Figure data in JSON
○ ○ ○

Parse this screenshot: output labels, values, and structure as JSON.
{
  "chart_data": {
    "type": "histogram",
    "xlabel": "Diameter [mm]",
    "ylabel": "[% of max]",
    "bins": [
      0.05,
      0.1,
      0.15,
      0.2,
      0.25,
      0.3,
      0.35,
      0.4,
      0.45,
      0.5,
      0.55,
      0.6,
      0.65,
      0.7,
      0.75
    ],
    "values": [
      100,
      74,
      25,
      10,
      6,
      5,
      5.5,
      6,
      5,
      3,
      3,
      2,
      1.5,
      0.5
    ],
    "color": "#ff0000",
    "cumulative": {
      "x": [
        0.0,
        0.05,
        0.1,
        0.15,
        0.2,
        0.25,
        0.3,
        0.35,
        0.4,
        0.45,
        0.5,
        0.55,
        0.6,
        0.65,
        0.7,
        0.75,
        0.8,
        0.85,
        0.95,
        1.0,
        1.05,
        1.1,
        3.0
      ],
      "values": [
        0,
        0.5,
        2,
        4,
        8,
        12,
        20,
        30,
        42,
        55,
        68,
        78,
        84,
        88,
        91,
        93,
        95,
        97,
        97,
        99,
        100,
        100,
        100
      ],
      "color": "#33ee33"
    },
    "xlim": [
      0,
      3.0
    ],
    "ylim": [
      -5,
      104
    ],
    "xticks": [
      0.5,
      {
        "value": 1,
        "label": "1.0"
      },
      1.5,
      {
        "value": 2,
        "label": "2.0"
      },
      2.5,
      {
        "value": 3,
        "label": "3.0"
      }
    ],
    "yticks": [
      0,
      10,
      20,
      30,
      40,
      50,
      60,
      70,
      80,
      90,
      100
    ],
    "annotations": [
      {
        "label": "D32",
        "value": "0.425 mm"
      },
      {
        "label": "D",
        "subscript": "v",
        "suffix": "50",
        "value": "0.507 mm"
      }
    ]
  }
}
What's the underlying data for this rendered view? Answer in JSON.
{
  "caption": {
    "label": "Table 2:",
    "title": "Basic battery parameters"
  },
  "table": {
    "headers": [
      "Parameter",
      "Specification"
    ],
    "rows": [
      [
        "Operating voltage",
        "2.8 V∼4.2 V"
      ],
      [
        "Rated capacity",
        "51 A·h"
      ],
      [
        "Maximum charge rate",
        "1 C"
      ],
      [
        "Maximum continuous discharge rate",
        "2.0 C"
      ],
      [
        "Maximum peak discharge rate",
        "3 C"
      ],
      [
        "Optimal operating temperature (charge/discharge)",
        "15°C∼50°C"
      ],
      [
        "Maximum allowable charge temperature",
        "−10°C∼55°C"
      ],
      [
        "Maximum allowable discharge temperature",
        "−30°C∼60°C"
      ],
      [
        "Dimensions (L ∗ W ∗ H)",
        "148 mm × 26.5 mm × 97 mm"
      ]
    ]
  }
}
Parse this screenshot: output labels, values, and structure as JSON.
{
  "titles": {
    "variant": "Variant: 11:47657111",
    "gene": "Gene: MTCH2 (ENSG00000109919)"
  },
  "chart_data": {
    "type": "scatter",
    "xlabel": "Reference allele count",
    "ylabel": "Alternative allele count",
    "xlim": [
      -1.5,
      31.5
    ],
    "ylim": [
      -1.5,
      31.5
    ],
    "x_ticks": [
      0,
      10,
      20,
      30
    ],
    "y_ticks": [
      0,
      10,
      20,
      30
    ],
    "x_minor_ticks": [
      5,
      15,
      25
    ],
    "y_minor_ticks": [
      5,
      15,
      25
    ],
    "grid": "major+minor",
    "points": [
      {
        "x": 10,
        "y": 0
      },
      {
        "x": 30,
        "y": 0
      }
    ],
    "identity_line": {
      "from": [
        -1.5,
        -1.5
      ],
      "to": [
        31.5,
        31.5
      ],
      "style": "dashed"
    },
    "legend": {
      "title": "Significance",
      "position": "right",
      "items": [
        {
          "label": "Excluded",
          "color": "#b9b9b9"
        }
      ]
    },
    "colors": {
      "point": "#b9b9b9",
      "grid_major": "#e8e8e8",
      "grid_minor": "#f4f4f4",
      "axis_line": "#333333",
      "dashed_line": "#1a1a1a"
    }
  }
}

○ ○ ○

# EXERCISE DIRECTIONS
Copy all the records above exactly, missing none.

# WRITTEN SOLUTION
Parse this screenshot: output labels, values, and structure as JSON.
{
  "chart_data": {
    "type": "histogram",
    "xlabel": "Diameter [mm]",
    "ylabel": "[% of max]",
    "bins": [
      0.05,
      0.1,
      0.15,
      0.2,
      0.25,
      0.3,
      0.35,
      0.4,
      0.45,
      0.5,
      0.55,
      0.6,
      0.65,
      0.7,
      0.75
    ],
    "values": [
      100,
      74,
      25,
      10,
      6,
      5,
      5.5,
      6,
      5,
      3,
      3,
      2,
      1.5,
      0.5
    ],
    "color": "#ff0000",
    "cumulative": {
      "x": [
        0.0,
        0.05,
        0.1,
        0.15,
        0.2,
        0.25,
        0.3,
        0.35,
        0.4,
        0.45,
        0.5,
        0.55,
        0.6,
        0.65,
        0.7,
        0.75,
        0.8,
        0.85,
        0.95,
        1.0,
        1.05,
        1.1,
        3.0
      ],
      "values": [
        0,
        0.5,
        2,
        4,
        8,
        12,
        20,
        30,
        42,
        55,
        68,
        78,
        84,
        88,
        91,
        93,
        95,
        97,
        97,
        99,
        100,
        100,
        100
      ],
      "color": "#33ee33"
    },
    "xlim": [
      0,
      3.0
    ],
    "ylim": [
      -5,
      104
    ],
    "xticks": [
      0.5,
      {
        "value": 1,
        "label": "1.0"
      },
      1.5,
      {
        "value": 2,
        "label": "2.0"
      },
      2.5,
      {
        "value": 3,
        "label": "3.0"
      }
    ],
    "yticks": [
      0,
      10,
      20,
      30,
      40,
      50,
      60,
      70,
      80,
      90,
      100
    ],
    "annotations": [
      {
        "label": "D32",
        "value": "0.425 mm"
      },
      {
        "label": "D",
        "subscript": "v",
        "suffix": "50",
        "value": "0.507 mm"
      }
    ]
  }
}
What's the underlying data for this rendered view? Answer in JSON.
{
  "caption": {
    "label": "Table 2:",
    "title": "Basic battery parameters"
  },
  "table": {
    "headers": [
      "Parameter",
      "Specification"
    ],
    "rows": [
      [
        "Operating voltage",
        "2.8 V∼4.2 V"
      ],
      [
        "Rated capacity",
        "51 A·h"
      ],
      [
        "Maximum charge rate",
        "1 C"
      ],
      [
        "Maximum continuous discharge rate",
        "2.0 C"
      ],
      [
        "Maximum peak discharge rate",
        "3 C"
      ],
      [
        "Optimal operating temperature (charge/discharge)",
        "15°C∼50°C"
      ],
      [
        "Maximum allowable charge temperature",
        "−10°C∼55°C"
      ],
      [
        "Maximum allowable discharge temperature",
        "−30°C∼60°C"
      ],
      [
        "Dimensions (L ∗ W ∗ H)",
        "148 mm × 26.5 mm × 97 mm"
      ]
    ]
  }
}
Parse this screenshot: output labels, values, and structure as JSON.
{
  "titles": {
    "variant": "Variant: 11:47657111",
    "gene": "Gene: MTCH2 (ENSG00000109919)"
  },
  "chart_data": {
    "type": "scatter",
    "xlabel": "Reference allele count",
    "ylabel": "Alternative allele count",
    "xlim": [
      -1.5,
      31.5
    ],
    "ylim": [
      -1.5,
      31.5
    ],
    "x_ticks": [
      0,
      10,
      20,
      30
    ],
    "y_ticks": [
      0,
      10,
      20,
      30
    ],
    "x_minor_ticks": [
      5,
      15,
      25
    ],
    "y_minor_ticks": [
      5,
      15,
      25
    ],
    "grid": "major+minor",
    "points": [
      {
        "x": 10,
        "y": 0
      },
      {
        "x": 30,
        "y": 0
      }
    ],
    "identity_line": {
      "from": [
        -1.5,
        -1.5
      ],
      "to": [
        31.5,
        31.5
      ],
      "style": "dashed"
    },
    "legend": {
      "title": "Significance",
      "position": "right",
      "items": [
        {
          "label": "Excluded",
          "color": "#b9b9b9"
        }
      ]
    },
    "colors": {
      "point": "#b9b9b9",
      "grid_major": "#e8e8e8",
      "grid_minor": "#f4f4f4",
      "axis_line": "#333333",
      "dashed_line": "#1a1a1a"
    }
  }
}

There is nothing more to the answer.